Stored items:

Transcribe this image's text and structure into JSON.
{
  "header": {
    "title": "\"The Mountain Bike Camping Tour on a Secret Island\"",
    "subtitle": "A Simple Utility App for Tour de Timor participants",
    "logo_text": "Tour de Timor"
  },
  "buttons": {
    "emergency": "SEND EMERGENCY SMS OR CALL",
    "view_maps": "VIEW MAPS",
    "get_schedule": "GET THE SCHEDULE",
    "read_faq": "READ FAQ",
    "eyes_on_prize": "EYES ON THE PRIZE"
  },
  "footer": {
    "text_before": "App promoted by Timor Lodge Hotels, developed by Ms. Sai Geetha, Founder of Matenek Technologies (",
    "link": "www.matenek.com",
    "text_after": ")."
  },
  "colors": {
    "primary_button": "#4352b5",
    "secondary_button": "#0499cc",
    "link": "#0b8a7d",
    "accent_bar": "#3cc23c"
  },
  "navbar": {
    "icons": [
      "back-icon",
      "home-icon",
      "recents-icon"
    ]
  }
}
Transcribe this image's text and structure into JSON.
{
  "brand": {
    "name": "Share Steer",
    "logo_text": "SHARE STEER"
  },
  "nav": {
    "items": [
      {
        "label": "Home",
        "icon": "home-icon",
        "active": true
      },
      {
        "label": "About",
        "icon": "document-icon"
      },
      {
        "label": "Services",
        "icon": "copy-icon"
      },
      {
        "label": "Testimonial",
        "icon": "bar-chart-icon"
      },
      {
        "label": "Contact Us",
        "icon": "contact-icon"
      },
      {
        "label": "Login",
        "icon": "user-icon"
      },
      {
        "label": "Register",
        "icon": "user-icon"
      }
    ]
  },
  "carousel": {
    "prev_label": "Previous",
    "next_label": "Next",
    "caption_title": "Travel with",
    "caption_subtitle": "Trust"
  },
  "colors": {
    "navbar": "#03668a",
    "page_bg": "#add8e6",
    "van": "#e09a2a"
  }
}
...
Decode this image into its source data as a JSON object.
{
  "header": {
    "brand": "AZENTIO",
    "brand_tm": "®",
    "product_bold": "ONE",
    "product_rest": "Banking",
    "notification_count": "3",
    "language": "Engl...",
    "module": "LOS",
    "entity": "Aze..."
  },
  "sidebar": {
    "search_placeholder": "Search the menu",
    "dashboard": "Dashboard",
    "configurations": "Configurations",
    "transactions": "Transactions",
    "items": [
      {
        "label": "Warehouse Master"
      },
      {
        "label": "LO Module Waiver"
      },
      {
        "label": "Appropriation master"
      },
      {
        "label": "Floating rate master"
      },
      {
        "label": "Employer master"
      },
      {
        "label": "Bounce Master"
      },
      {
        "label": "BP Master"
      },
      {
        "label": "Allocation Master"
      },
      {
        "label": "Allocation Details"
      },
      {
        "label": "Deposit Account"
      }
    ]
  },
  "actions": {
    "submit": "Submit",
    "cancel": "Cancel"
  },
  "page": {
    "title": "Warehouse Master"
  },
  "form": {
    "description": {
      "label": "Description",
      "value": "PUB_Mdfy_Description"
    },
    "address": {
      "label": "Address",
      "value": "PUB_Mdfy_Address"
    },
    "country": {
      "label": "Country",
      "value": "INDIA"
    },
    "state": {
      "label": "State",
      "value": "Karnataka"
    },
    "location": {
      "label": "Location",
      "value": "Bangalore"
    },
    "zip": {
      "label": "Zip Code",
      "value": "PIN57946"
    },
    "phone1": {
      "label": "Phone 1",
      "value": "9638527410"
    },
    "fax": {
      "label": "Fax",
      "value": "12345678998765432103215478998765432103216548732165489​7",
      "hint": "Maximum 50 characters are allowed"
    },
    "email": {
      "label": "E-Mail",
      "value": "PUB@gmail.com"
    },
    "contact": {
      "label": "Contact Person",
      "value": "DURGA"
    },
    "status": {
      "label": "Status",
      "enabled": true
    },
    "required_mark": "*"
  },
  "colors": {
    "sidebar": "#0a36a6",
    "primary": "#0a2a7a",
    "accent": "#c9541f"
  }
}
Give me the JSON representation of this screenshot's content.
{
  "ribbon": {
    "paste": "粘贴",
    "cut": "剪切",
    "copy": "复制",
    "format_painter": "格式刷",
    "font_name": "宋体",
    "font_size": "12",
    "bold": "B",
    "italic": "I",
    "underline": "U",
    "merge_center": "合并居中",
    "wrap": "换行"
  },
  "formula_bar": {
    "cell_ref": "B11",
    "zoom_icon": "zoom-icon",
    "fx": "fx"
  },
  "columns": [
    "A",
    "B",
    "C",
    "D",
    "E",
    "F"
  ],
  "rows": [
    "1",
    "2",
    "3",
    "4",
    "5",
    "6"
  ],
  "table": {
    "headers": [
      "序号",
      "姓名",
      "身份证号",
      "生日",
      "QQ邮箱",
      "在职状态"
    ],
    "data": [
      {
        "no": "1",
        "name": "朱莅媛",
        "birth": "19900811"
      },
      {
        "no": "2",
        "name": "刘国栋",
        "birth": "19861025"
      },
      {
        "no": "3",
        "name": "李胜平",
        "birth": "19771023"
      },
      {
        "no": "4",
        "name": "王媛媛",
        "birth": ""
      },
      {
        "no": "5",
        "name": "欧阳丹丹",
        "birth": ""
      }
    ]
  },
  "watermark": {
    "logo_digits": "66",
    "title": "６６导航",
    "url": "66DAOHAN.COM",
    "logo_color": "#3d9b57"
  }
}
---
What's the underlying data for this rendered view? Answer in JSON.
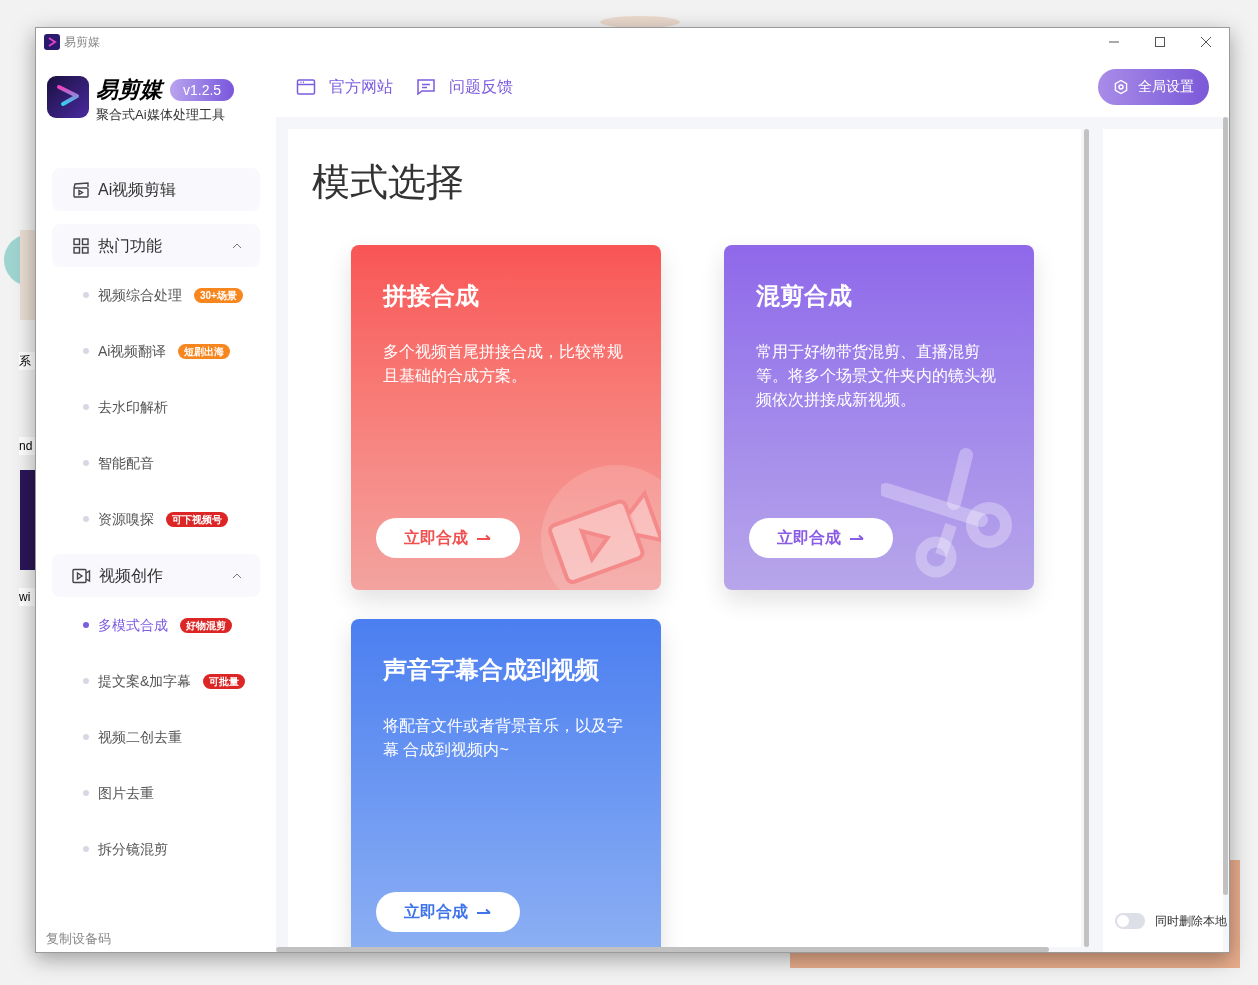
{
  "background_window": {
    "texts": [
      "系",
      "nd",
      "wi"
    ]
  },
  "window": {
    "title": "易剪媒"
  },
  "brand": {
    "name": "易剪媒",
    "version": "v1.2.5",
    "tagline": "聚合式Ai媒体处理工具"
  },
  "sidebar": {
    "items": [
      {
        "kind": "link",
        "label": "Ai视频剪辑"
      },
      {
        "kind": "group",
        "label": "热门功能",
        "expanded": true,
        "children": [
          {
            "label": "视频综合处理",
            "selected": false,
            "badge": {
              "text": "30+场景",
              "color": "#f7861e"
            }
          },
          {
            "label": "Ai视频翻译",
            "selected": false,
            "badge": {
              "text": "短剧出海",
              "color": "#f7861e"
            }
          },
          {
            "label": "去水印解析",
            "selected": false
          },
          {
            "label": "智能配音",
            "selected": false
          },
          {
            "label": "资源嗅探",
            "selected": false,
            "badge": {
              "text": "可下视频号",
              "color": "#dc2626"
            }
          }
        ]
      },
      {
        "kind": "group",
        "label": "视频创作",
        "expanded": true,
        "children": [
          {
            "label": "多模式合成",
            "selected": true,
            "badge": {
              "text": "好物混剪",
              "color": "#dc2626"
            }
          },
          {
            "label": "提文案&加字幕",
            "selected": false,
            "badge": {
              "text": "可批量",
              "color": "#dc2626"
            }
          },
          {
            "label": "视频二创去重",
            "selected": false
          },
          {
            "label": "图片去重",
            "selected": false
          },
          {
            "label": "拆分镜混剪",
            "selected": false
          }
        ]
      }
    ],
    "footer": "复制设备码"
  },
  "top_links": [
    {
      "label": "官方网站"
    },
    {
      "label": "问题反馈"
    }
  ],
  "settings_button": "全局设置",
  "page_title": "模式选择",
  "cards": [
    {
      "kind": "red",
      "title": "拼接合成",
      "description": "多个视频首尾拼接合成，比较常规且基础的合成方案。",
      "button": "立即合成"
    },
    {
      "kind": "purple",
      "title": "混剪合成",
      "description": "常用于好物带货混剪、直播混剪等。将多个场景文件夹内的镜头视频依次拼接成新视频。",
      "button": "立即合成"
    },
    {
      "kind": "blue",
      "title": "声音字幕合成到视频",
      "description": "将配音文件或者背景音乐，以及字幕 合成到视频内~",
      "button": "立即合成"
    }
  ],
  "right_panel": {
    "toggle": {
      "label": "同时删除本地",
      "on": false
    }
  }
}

▶ _WHAT YOU HAVE TO DO_: Which lines hold the word "data"? Show each one.

▶ _CORRECT OUTPUT_:
Decode this image into its source data as a JSON object.
    "data": [
What's the underlying data for this rendered view? Answer in JSON.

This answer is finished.